## EXERCISE DETAILS
Reproduce all entries precisely, down to the last character.

## MATERIAL PROVIDED

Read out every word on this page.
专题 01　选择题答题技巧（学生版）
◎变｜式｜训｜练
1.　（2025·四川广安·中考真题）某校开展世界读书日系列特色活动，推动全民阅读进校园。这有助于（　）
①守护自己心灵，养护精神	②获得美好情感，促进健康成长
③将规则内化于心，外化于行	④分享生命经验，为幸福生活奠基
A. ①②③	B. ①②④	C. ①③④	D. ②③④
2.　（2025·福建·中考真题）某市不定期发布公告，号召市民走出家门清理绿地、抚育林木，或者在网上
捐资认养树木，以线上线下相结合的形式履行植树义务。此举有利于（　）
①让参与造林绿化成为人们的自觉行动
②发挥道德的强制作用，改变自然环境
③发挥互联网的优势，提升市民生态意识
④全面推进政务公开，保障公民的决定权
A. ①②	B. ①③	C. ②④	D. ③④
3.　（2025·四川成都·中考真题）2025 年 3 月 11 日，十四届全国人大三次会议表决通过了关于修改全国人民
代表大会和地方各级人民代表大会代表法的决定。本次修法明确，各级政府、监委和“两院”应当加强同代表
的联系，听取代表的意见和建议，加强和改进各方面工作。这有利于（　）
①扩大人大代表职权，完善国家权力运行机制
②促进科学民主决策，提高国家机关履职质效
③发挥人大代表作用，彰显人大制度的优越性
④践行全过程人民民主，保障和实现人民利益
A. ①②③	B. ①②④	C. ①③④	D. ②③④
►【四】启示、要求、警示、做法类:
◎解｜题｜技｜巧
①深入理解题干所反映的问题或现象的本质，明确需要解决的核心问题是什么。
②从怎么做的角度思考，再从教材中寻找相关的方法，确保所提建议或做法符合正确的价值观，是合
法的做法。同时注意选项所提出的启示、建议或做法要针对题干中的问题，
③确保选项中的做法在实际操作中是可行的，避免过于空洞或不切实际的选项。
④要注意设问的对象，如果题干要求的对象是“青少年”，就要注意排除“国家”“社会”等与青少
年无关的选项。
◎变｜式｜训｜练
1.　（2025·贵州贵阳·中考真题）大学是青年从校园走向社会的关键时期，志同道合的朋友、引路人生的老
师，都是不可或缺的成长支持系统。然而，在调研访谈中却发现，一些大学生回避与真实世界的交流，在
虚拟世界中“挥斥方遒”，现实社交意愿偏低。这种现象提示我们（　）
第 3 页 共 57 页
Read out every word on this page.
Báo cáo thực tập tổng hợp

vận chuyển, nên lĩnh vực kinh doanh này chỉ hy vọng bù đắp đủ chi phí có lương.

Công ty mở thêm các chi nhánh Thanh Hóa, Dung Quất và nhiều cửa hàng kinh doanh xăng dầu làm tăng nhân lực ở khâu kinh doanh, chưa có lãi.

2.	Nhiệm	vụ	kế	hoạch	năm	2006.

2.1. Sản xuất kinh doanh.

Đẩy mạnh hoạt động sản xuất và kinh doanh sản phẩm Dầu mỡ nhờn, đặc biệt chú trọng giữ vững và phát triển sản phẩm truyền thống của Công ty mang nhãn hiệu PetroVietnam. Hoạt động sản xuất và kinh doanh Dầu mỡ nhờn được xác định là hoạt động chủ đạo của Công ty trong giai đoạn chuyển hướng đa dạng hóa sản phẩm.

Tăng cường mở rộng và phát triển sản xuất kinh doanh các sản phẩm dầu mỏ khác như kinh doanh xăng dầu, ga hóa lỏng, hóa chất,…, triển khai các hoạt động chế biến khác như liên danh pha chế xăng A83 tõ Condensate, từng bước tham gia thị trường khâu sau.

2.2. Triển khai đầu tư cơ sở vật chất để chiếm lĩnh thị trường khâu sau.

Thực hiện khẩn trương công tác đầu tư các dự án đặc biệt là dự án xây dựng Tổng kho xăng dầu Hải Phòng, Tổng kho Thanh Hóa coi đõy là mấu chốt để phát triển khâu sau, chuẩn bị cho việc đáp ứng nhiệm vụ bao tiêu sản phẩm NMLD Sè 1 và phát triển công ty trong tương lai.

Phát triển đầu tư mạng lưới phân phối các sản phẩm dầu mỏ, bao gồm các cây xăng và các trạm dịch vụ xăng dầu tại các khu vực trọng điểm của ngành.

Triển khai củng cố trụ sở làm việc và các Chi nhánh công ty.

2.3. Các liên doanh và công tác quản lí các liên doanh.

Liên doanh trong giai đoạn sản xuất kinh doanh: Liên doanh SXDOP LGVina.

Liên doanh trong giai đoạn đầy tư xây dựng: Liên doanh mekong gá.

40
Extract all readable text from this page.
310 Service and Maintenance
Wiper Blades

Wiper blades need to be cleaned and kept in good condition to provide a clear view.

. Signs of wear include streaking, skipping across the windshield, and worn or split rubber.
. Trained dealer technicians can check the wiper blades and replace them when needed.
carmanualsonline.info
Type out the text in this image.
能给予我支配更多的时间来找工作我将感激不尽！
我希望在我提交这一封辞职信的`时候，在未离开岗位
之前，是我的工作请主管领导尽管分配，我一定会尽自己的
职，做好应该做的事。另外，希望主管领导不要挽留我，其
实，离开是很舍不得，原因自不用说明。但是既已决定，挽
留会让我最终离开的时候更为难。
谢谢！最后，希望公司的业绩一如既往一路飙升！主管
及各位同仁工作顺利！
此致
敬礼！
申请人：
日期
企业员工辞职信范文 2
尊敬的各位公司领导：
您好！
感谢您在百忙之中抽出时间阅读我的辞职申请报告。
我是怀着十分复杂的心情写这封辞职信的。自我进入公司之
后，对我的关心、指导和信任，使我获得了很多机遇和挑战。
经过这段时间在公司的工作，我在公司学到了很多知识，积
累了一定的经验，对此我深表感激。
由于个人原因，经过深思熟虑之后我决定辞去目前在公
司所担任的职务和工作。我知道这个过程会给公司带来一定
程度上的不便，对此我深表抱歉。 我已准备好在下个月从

## THE OUTPUT
Read out every word on this page.
专题 01　选择题答题技巧（学生版）
◎变｜式｜训｜练
1.　（2025·四川广安·中考真题）某校开展世界读书日系列特色活动，推动全民阅读进校园。这有助于（　）
①守护自己心灵，养护精神	②获得美好情感，促进健康成长
③将规则内化于心，外化于行	④分享生命经验，为幸福生活奠基
A. ①②③	B. ①②④	C. ①③④	D. ②③④
2.　（2025·福建·中考真题）某市不定期发布公告，号召市民走出家门清理绿地、抚育林木，或者在网上
捐资认养树木，以线上线下相结合的形式履行植树义务。此举有利于（　）
①让参与造林绿化成为人们的自觉行动
②发挥道德的强制作用，改变自然环境
③发挥互联网的优势，提升市民生态意识
④全面推进政务公开，保障公民的决定权
A. ①②	B. ①③	C. ②④	D. ③④
3.　（2025·四川成都·中考真题）2025 年 3 月 11 日，十四届全国人大三次会议表决通过了关于修改全国人民
代表大会和地方各级人民代表大会代表法的决定。本次修法明确，各级政府、监委和“两院”应当加强同代表
的联系，听取代表的意见和建议，加强和改进各方面工作。这有利于（　）
①扩大人大代表职权，完善国家权力运行机制
②促进科学民主决策，提高国家机关履职质效
③发挥人大代表作用，彰显人大制度的优越性
④践行全过程人民民主，保障和实现人民利益
A. ①②③	B. ①②④	C. ①③④	D. ②③④
►【四】启示、要求、警示、做法类:
◎解｜题｜技｜巧
①深入理解题干所反映的问题或现象的本质，明确需要解决的核心问题是什么。
②从怎么做的角度思考，再从教材中寻找相关的方法，确保所提建议或做法符合正确的价值观，是合
法的做法。同时注意选项所提出的启示、建议或做法要针对题干中的问题，
③确保选项中的做法在实际操作中是可行的，避免过于空洞或不切实际的选项。
④要注意设问的对象，如果题干要求的对象是“青少年”，就要注意排除“国家”“社会”等与青少
年无关的选项。
◎变｜式｜训｜练
1.　（2025·贵州贵阳·中考真题）大学是青年从校园走向社会的关键时期，志同道合的朋友、引路人生的老
师，都是不可或缺的成长支持系统。然而，在调研访谈中却发现，一些大学生回避与真实世界的交流，在
虚拟世界中“挥斥方遒”，现实社交意愿偏低。这种现象提示我们（　）
第 3 页 共 57 页
Read out every word on this page.
Báo cáo thực tập tổng hợp

vận chuyển, nên lĩnh vực kinh doanh này chỉ hy vọng bù đắp đủ chi phí có lương.

Công ty mở thêm các chi nhánh Thanh Hóa, Dung Quất và nhiều cửa hàng kinh doanh xăng dầu làm tăng nhân lực ở khâu kinh doanh, chưa có lãi.

2.	Nhiệm	vụ	kế	hoạch	năm	2006.

2.1. Sản xuất kinh doanh.

Đẩy mạnh hoạt động sản xuất và kinh doanh sản phẩm Dầu mỡ nhờn, đặc biệt chú trọng giữ vững và phát triển sản phẩm truyền thống của Công ty mang nhãn hiệu PetroVietnam. Hoạt động sản xuất và kinh doanh Dầu mỡ nhờn được xác định là hoạt động chủ đạo của Công ty trong giai đoạn chuyển hướng đa dạng hóa sản phẩm.

Tăng cường mở rộng và phát triển sản xuất kinh doanh các sản phẩm dầu mỏ khác như kinh doanh xăng dầu, ga hóa lỏng, hóa chất,…, triển khai các hoạt động chế biến khác như liên danh pha chế xăng A83 tõ Condensate, từng bước tham gia thị trường khâu sau.

2.2. Triển khai đầu tư cơ sở vật chất để chiếm lĩnh thị trường khâu sau.

Thực hiện khẩn trương công tác đầu tư các dự án đặc biệt là dự án xây dựng Tổng kho xăng dầu Hải Phòng, Tổng kho Thanh Hóa coi đõy là mấu chốt để phát triển khâu sau, chuẩn bị cho việc đáp ứng nhiệm vụ bao tiêu sản phẩm NMLD Sè 1 và phát triển công ty trong tương lai.

Phát triển đầu tư mạng lưới phân phối các sản phẩm dầu mỏ, bao gồm các cây xăng và các trạm dịch vụ xăng dầu tại các khu vực trọng điểm của ngành.

Triển khai củng cố trụ sở làm việc và các Chi nhánh công ty.

2.3. Các liên doanh và công tác quản lí các liên doanh.

Liên doanh trong giai đoạn sản xuất kinh doanh: Liên doanh SXDOP LGVina.

Liên doanh trong giai đoạn đầy tư xây dựng: Liên doanh mekong gá.

40
Extract all readable text from this page.
310 Service and Maintenance
Wiper Blades

Wiper blades need to be cleaned and kept in good condition to provide a clear view.

. Signs of wear include streaking, skipping across the windshield, and worn or split rubber.
. Trained dealer technicians can check the wiper blades and replace them when needed.
carmanualsonline.info
Type out the text in this image.
能给予我支配更多的时间来找工作我将感激不尽！
我希望在我提交这一封辞职信的`时候，在未离开岗位
之前，是我的工作请主管领导尽管分配，我一定会尽自己的
职，做好应该做的事。另外，希望主管领导不要挽留我，其
实，离开是很舍不得，原因自不用说明。但是既已决定，挽
留会让我最终离开的时候更为难。
谢谢！最后，希望公司的业绩一如既往一路飙升！主管
及各位同仁工作顺利！
此致
敬礼！
申请人：
日期
企业员工辞职信范文 2
尊敬的各位公司领导：
您好！
感谢您在百忙之中抽出时间阅读我的辞职申请报告。
我是怀着十分复杂的心情写这封辞职信的。自我进入公司之
后，对我的关心、指导和信任，使我获得了很多机遇和挑战。
经过这段时间在公司的工作，我在公司学到了很多知识，积
累了一定的经验，对此我深表感激。
由于个人原因，经过深思熟虑之后我决定辞去目前在公
司所担任的职务和工作。我知道这个过程会给公司带来一定
程度上的不便，对此我深表抱歉。 我已准备好在下个月从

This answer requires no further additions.